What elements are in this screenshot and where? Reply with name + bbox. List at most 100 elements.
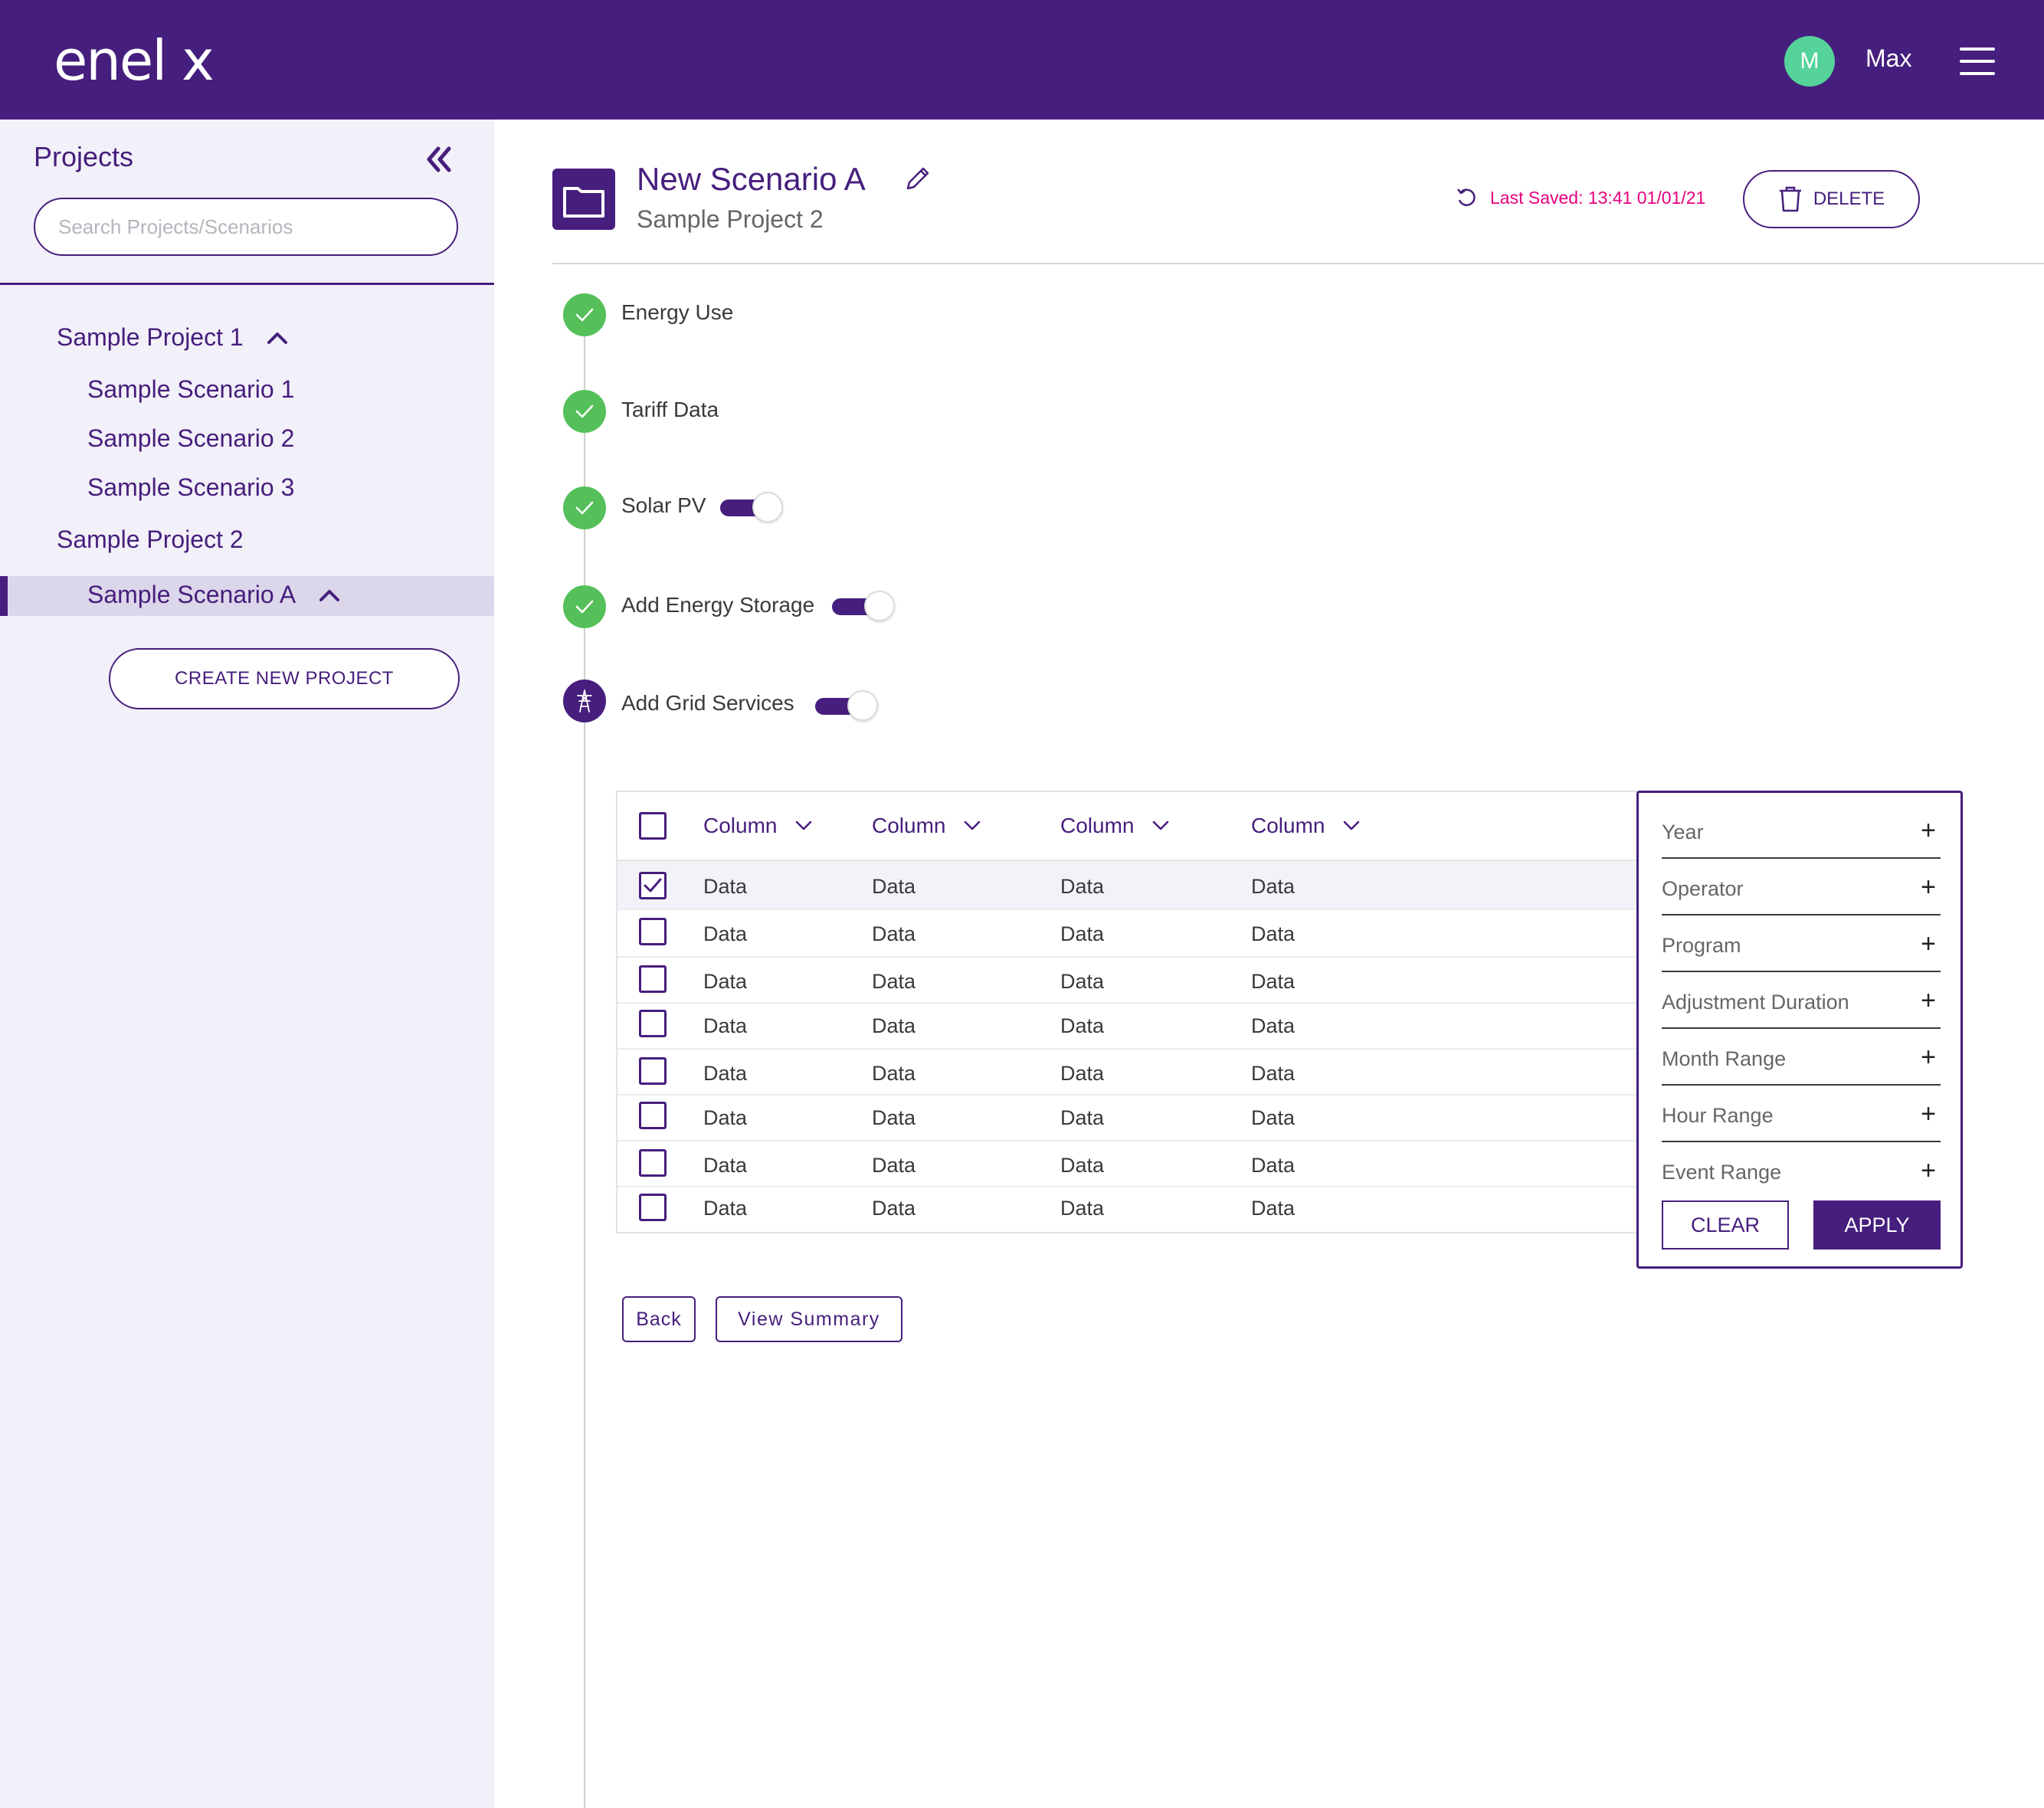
create-new-project-button[interactable]: CREATE NEW PROJECT bbox=[109, 648, 460, 709]
table-cell: Data bbox=[872, 922, 916, 945]
sidebar-scenario-2[interactable]: Sample Scenario 2 bbox=[87, 424, 294, 453]
table-cell: Data bbox=[872, 1062, 916, 1085]
apply-button[interactable]: APPLY bbox=[1813, 1200, 1941, 1250]
select-all-checkbox[interactable] bbox=[639, 812, 667, 840]
table-row[interactable]: Data Data Data Data bbox=[617, 1096, 1636, 1141]
row-checkbox[interactable] bbox=[639, 1057, 667, 1085]
table-row[interactable]: Data Data Data Data bbox=[617, 1004, 1636, 1050]
delete-button[interactable]: DELETE bbox=[1743, 170, 1920, 228]
column-header-2[interactable]: Column bbox=[872, 814, 981, 838]
check-icon bbox=[563, 390, 606, 433]
step-tariff-data[interactable]: Tariff Data bbox=[621, 398, 719, 421]
check-icon bbox=[563, 293, 606, 336]
chevron-up-icon[interactable] bbox=[319, 588, 340, 602]
plus-icon[interactable]: + bbox=[1921, 1156, 1936, 1185]
filter-label: Year bbox=[1662, 820, 1704, 843]
sidebar-title: Projects bbox=[34, 141, 134, 172]
plus-icon[interactable]: + bbox=[1921, 986, 1936, 1015]
table-cell: Data bbox=[1060, 1154, 1105, 1177]
folder-icon bbox=[552, 169, 615, 230]
active-row-highlight bbox=[0, 576, 494, 616]
table-cell: Data bbox=[703, 1062, 748, 1085]
username[interactable]: Max bbox=[1865, 44, 1912, 72]
sidebar-scenario-1[interactable]: Sample Scenario 1 bbox=[87, 375, 294, 404]
filter-program[interactable]: Program + bbox=[1662, 917, 1941, 972]
step-energy-storage[interactable]: Add Energy Storage bbox=[621, 593, 815, 617]
delete-label: DELETE bbox=[1813, 188, 1885, 209]
project-label: Sample Project 2 bbox=[57, 526, 244, 553]
table-header: Column Column Column Column bbox=[617, 792, 1636, 861]
step-solar-pv[interactable]: Solar PV bbox=[621, 493, 706, 517]
sidebar-project-1[interactable]: Sample Project 1 bbox=[57, 323, 288, 352]
filter-month-range[interactable]: Month Range + bbox=[1662, 1030, 1941, 1086]
table-cell: Data bbox=[872, 875, 916, 898]
plus-icon[interactable]: + bbox=[1921, 1043, 1936, 1072]
column-header-4[interactable]: Column bbox=[1251, 814, 1360, 838]
sidebar-scenario-a[interactable]: Sample Scenario A bbox=[87, 581, 340, 609]
scenario-label: Sample Scenario 1 bbox=[87, 375, 295, 403]
row-checkbox[interactable] bbox=[639, 872, 667, 899]
collapse-sidebar-icon[interactable] bbox=[424, 144, 455, 175]
table-cell: Data bbox=[872, 970, 916, 993]
table-row[interactable]: Data Data Data Data bbox=[617, 910, 1636, 958]
last-saved-status: Last Saved: 13:41 01/01/21 bbox=[1490, 188, 1706, 208]
plus-icon[interactable]: + bbox=[1921, 1099, 1936, 1128]
enel-x-logo[interactable]: enel x bbox=[54, 26, 237, 95]
chevron-down-icon bbox=[796, 820, 812, 830]
checkmark-icon bbox=[644, 878, 662, 893]
energy-storage-toggle[interactable] bbox=[832, 591, 895, 621]
solar-pv-toggle[interactable] bbox=[720, 492, 783, 522]
table-row[interactable]: Data Data Data Data bbox=[617, 1187, 1636, 1232]
filter-year[interactable]: Year + bbox=[1662, 804, 1941, 859]
row-checkbox[interactable] bbox=[639, 1194, 667, 1221]
column-header-1[interactable]: Column bbox=[703, 814, 812, 838]
header-divider bbox=[552, 263, 2044, 264]
table-cell: Data bbox=[1060, 970, 1105, 993]
row-checkbox[interactable] bbox=[639, 965, 667, 993]
table-cell: Data bbox=[703, 1106, 748, 1129]
view-summary-button[interactable]: View Summary bbox=[716, 1296, 902, 1342]
filter-event-range[interactable]: Event Range + bbox=[1662, 1144, 1941, 1199]
avatar[interactable]: M bbox=[1784, 36, 1835, 87]
grid-services-toggle[interactable] bbox=[815, 690, 878, 721]
column-header-3[interactable]: Column bbox=[1060, 814, 1169, 838]
filter-label: Adjustment Duration bbox=[1662, 991, 1849, 1014]
table-row[interactable]: Data Data Data Data bbox=[617, 861, 1636, 910]
plus-icon[interactable]: + bbox=[1921, 873, 1936, 902]
sidebar-scenario-3[interactable]: Sample Scenario 3 bbox=[87, 473, 294, 502]
filter-operator[interactable]: Operator + bbox=[1662, 860, 1941, 915]
table-cell: Data bbox=[872, 1197, 916, 1220]
row-checkbox[interactable] bbox=[639, 1010, 667, 1037]
row-checkbox[interactable] bbox=[639, 1149, 667, 1177]
pencil-edit-icon[interactable] bbox=[902, 164, 932, 195]
table-row[interactable]: Data Data Data Data bbox=[617, 1141, 1636, 1187]
column-label: Column bbox=[703, 814, 778, 837]
plus-icon[interactable]: + bbox=[1921, 816, 1936, 845]
svg-text:enel x: enel x bbox=[54, 28, 213, 93]
clear-button[interactable]: CLEAR bbox=[1662, 1200, 1789, 1250]
grid-services-table: Column Column Column Column Data Data Da… bbox=[616, 791, 1638, 1233]
table-row[interactable]: Data Data Data Data bbox=[617, 1050, 1636, 1096]
search-input[interactable] bbox=[34, 198, 458, 256]
filter-hour-range[interactable]: Hour Range + bbox=[1662, 1087, 1941, 1142]
refresh-icon bbox=[1457, 188, 1476, 206]
table-row[interactable]: Data Data Data Data bbox=[617, 958, 1636, 1004]
back-button[interactable]: Back bbox=[622, 1296, 696, 1342]
step-grid-services[interactable]: Add Grid Services bbox=[621, 691, 794, 715]
sidebar-project-2[interactable]: Sample Project 2 bbox=[57, 526, 244, 554]
table-cell: Data bbox=[1060, 1106, 1105, 1129]
table-cell: Data bbox=[703, 922, 748, 945]
project-subtitle: Sample Project 2 bbox=[637, 205, 824, 233]
chevron-up-icon[interactable] bbox=[267, 331, 288, 345]
table-cell: Data bbox=[703, 1197, 748, 1220]
step-energy-use[interactable]: Energy Use bbox=[621, 300, 734, 324]
scenario-label: Sample Scenario 2 bbox=[87, 424, 295, 452]
row-checkbox[interactable] bbox=[639, 918, 667, 945]
table-cell: Data bbox=[1060, 922, 1105, 945]
plus-icon[interactable]: + bbox=[1921, 929, 1936, 958]
table-cell: Data bbox=[1251, 1154, 1296, 1177]
hamburger-menu-icon[interactable] bbox=[1960, 47, 1995, 75]
table-cell: Data bbox=[703, 875, 748, 898]
filter-adjustment-duration[interactable]: Adjustment Duration + bbox=[1662, 974, 1941, 1029]
row-checkbox[interactable] bbox=[639, 1102, 667, 1129]
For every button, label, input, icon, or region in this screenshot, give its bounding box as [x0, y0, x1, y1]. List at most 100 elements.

-.-.-

> _Problem_
Please reproduce all of the data above line for line, unchanged, leaving out the pictures.

> _Correct output_
What elements are in this screenshot and where? Reply with name + bbox. List at most 100 elements.
create-new-project-button[interactable]: CREATE NEW PROJECT bbox=[109, 648, 460, 709]
table-cell: Data bbox=[872, 922, 916, 945]
sidebar-scenario-2[interactable]: Sample Scenario 2 bbox=[87, 424, 294, 453]
table-cell: Data bbox=[872, 1062, 916, 1085]
apply-button[interactable]: APPLY bbox=[1813, 1200, 1941, 1250]
select-all-checkbox[interactable] bbox=[639, 812, 667, 840]
table-row[interactable]: Data Data Data Data bbox=[617, 1096, 1636, 1141]
row-checkbox[interactable] bbox=[639, 1057, 667, 1085]
table-row[interactable]: Data Data Data Data bbox=[617, 1004, 1636, 1050]
delete-button[interactable]: DELETE bbox=[1743, 170, 1920, 228]
column-header-2[interactable]: Column bbox=[872, 814, 981, 838]
check-icon bbox=[563, 390, 606, 433]
step-tariff-data[interactable]: Tariff Data bbox=[621, 398, 719, 421]
check-icon bbox=[563, 293, 606, 336]
chevron-up-icon[interactable] bbox=[319, 588, 340, 602]
plus-icon[interactable]: + bbox=[1921, 1156, 1936, 1185]
filter-label: Year bbox=[1662, 820, 1704, 843]
sidebar-title: Projects bbox=[34, 141, 134, 172]
plus-icon[interactable]: + bbox=[1921, 986, 1936, 1015]
table-cell: Data bbox=[1060, 1154, 1105, 1177]
folder-icon bbox=[552, 169, 615, 230]
active-row-highlight bbox=[0, 576, 494, 616]
table-cell: Data bbox=[703, 1062, 748, 1085]
username[interactable]: Max bbox=[1865, 44, 1912, 72]
sidebar-scenario-1[interactable]: Sample Scenario 1 bbox=[87, 375, 294, 404]
filter-program[interactable]: Program + bbox=[1662, 917, 1941, 972]
step-energy-storage[interactable]: Add Energy Storage bbox=[621, 593, 815, 617]
delete-label: DELETE bbox=[1813, 188, 1885, 209]
project-label: Sample Project 2 bbox=[57, 526, 244, 553]
table-header: Column Column Column Column bbox=[617, 792, 1636, 861]
step-solar-pv[interactable]: Solar PV bbox=[621, 493, 706, 517]
sidebar-project-1[interactable]: Sample Project 1 bbox=[57, 323, 288, 352]
filter-month-range[interactable]: Month Range + bbox=[1662, 1030, 1941, 1086]
table-cell: Data bbox=[872, 875, 916, 898]
plus-icon[interactable]: + bbox=[1921, 1043, 1936, 1072]
column-header-4[interactable]: Column bbox=[1251, 814, 1360, 838]
sidebar-scenario-a[interactable]: Sample Scenario A bbox=[87, 581, 340, 609]
scenario-label: Sample Scenario 1 bbox=[87, 375, 295, 403]
row-checkbox[interactable] bbox=[639, 872, 667, 899]
collapse-sidebar-icon[interactable] bbox=[424, 144, 455, 175]
table-cell: Data bbox=[872, 970, 916, 993]
table-row[interactable]: Data Data Data Data bbox=[617, 910, 1636, 958]
last-saved-status: Last Saved: 13:41 01/01/21 bbox=[1490, 188, 1706, 208]
plus-icon[interactable]: + bbox=[1921, 1099, 1936, 1128]
enel-x-logo[interactable]: enel x bbox=[54, 26, 237, 95]
chevron-down-icon bbox=[796, 820, 812, 830]
checkmark-icon bbox=[644, 878, 662, 893]
energy-storage-toggle[interactable] bbox=[832, 591, 895, 621]
solar-pv-toggle[interactable] bbox=[720, 492, 783, 522]
table-row[interactable]: Data Data Data Data bbox=[617, 1187, 1636, 1232]
filter-year[interactable]: Year + bbox=[1662, 804, 1941, 859]
row-checkbox[interactable] bbox=[639, 1194, 667, 1221]
column-header-1[interactable]: Column bbox=[703, 814, 812, 838]
header-divider bbox=[552, 263, 2044, 264]
table-cell: Data bbox=[1060, 970, 1105, 993]
row-checkbox[interactable] bbox=[639, 965, 667, 993]
table-cell: Data bbox=[703, 1106, 748, 1129]
view-summary-button[interactable]: View Summary bbox=[716, 1296, 902, 1342]
filter-event-range[interactable]: Event Range + bbox=[1662, 1144, 1941, 1199]
avatar[interactable]: M bbox=[1784, 36, 1835, 87]
grid-services-toggle[interactable] bbox=[815, 690, 878, 721]
column-header-3[interactable]: Column bbox=[1060, 814, 1169, 838]
filter-label: Adjustment Duration bbox=[1662, 991, 1849, 1014]
table-row[interactable]: Data Data Data Data bbox=[617, 861, 1636, 910]
plus-icon[interactable]: + bbox=[1921, 873, 1936, 902]
sidebar-scenario-3[interactable]: Sample Scenario 3 bbox=[87, 473, 294, 502]
filter-operator[interactable]: Operator + bbox=[1662, 860, 1941, 915]
table-cell: Data bbox=[872, 1197, 916, 1220]
row-checkbox[interactable] bbox=[639, 1010, 667, 1037]
row-checkbox[interactable] bbox=[639, 1149, 667, 1177]
pencil-edit-icon[interactable] bbox=[902, 164, 932, 195]
table-row[interactable]: Data Data Data Data bbox=[617, 1141, 1636, 1187]
column-label: Column bbox=[703, 814, 778, 837]
plus-icon[interactable]: + bbox=[1921, 816, 1936, 845]
svg-text:enel x: enel x bbox=[54, 28, 213, 93]
clear-button[interactable]: CLEAR bbox=[1662, 1200, 1789, 1250]
grid-services-table: Column Column Column Column Data Data Da… bbox=[616, 791, 1638, 1233]
table-row[interactable]: Data Data Data Data bbox=[617, 1050, 1636, 1096]
search-input[interactable] bbox=[34, 198, 458, 256]
filter-hour-range[interactable]: Hour Range + bbox=[1662, 1087, 1941, 1142]
refresh-icon bbox=[1457, 188, 1476, 206]
table-row[interactable]: Data Data Data Data bbox=[617, 958, 1636, 1004]
back-button[interactable]: Back bbox=[622, 1296, 696, 1342]
step-grid-services[interactable]: Add Grid Services bbox=[621, 691, 794, 715]
sidebar-project-2[interactable]: Sample Project 2 bbox=[57, 526, 244, 554]
table-cell: Data bbox=[1060, 1106, 1105, 1129]
table-cell: Data bbox=[703, 922, 748, 945]
project-subtitle: Sample Project 2 bbox=[637, 205, 824, 233]
chevron-up-icon[interactable] bbox=[267, 331, 288, 345]
table-cell: Data bbox=[703, 1197, 748, 1220]
step-energy-use[interactable]: Energy Use bbox=[621, 300, 734, 324]
scenario-label: Sample Scenario 2 bbox=[87, 424, 295, 452]
row-checkbox[interactable] bbox=[639, 918, 667, 945]
table-cell: Data bbox=[1060, 922, 1105, 945]
plus-icon[interactable]: + bbox=[1921, 929, 1936, 958]
table-cell: Data bbox=[1251, 1154, 1296, 1177]
hamburger-menu-icon[interactable] bbox=[1960, 47, 1995, 75]
table-cell: Data bbox=[703, 875, 748, 898]
filter-adjustment-duration[interactable]: Adjustment Duration + bbox=[1662, 974, 1941, 1029]
row-checkbox[interactable] bbox=[639, 1102, 667, 1129]
For every button, label, input, icon, or region in this screenshot, give its bounding box as [x0, y0, x1, y1]. List at most 100 elements.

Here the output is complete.